WORK INSTRUCTIONS:
Reproduce the listing below in its entirety. Change nothing.
— START —
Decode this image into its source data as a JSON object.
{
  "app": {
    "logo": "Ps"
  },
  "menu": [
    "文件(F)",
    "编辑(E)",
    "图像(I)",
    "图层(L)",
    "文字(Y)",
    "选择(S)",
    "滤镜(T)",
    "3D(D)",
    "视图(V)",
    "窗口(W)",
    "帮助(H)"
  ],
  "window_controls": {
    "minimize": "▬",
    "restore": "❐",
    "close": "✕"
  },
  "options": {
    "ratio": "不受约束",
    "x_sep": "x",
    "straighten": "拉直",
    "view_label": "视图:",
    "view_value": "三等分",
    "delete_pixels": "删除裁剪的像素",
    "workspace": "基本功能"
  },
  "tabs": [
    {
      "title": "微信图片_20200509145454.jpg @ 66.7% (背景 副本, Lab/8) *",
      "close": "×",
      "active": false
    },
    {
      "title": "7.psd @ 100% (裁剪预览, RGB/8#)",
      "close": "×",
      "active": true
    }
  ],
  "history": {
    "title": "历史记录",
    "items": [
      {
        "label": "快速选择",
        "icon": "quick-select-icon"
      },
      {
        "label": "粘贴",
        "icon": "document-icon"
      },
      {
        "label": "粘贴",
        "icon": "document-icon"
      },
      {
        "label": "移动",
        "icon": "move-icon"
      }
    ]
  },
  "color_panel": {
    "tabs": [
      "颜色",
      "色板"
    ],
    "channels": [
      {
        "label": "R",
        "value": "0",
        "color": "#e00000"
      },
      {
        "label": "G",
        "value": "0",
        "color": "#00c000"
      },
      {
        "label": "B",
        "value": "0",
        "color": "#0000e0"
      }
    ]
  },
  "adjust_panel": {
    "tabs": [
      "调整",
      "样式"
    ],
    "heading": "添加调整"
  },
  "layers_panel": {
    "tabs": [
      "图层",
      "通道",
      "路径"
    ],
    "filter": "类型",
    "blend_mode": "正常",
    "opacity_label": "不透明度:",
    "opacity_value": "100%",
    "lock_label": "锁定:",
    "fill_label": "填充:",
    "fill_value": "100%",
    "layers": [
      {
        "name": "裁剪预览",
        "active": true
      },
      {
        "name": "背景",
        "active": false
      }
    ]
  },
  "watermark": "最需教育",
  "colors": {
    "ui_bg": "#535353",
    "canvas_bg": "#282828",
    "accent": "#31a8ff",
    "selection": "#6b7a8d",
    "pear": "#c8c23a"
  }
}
— END —
ANSWER FOR THE TASK:
Decode this image into its source data as a JSON object.
{
  "app": {
    "logo": "Ps"
  },
  "menu": [
    "文件(F)",
    "编辑(E)",
    "图像(I)",
    "图层(L)",
    "文字(Y)",
    "选择(S)",
    "滤镜(T)",
    "3D(D)",
    "视图(V)",
    "窗口(W)",
    "帮助(H)"
  ],
  "window_controls": {
    "minimize": "▬",
    "restore": "❐",
    "close": "✕"
  },
  "options": {
    "ratio": "不受约束",
    "x_sep": "x",
    "straighten": "拉直",
    "view_label": "视图:",
    "view_value": "三等分",
    "delete_pixels": "删除裁剪的像素",
    "workspace": "基本功能"
  },
  "tabs": [
    {
      "title": "微信图片_20200509145454.jpg @ 66.7% (背景 副本, Lab/8) *",
      "close": "×",
      "active": false
    },
    {
      "title": "7.psd @ 100% (裁剪预览, RGB/8#)",
      "close": "×",
      "active": true
    }
  ],
  "history": {
    "title": "历史记录",
    "items": [
      {
        "label": "快速选择",
        "icon": "quick-select-icon"
      },
      {
        "label": "粘贴",
        "icon": "document-icon"
      },
      {
        "label": "粘贴",
        "icon": "document-icon"
      },
      {
        "label": "移动",
        "icon": "move-icon"
      }
    ]
  },
  "color_panel": {
    "tabs": [
      "颜色",
      "色板"
    ],
    "channels": [
      {
        "label": "R",
        "value": "0",
        "color": "#e00000"
      },
      {
        "label": "G",
        "value": "0",
        "color": "#00c000"
      },
      {
        "label": "B",
        "value": "0",
        "color": "#0000e0"
      }
    ]
  },
  "adjust_panel": {
    "tabs": [
      "调整",
      "样式"
    ],
    "heading": "添加调整"
  },
  "layers_panel": {
    "tabs": [
      "图层",
      "通道",
      "路径"
    ],
    "filter": "类型",
    "blend_mode": "正常",
    "opacity_label": "不透明度:",
    "opacity_value": "100%",
    "lock_label": "锁定:",
    "fill_label": "填充:",
    "fill_value": "100%",
    "layers": [
      {
        "name": "裁剪预览",
        "active": true
      },
      {
        "name": "背景",
        "active": false
      }
    ]
  },
  "watermark": "最需教育",
  "colors": {
    "ui_bg": "#535353",
    "canvas_bg": "#282828",
    "accent": "#31a8ff",
    "selection": "#6b7a8d",
    "pear": "#c8c23a"
  }
}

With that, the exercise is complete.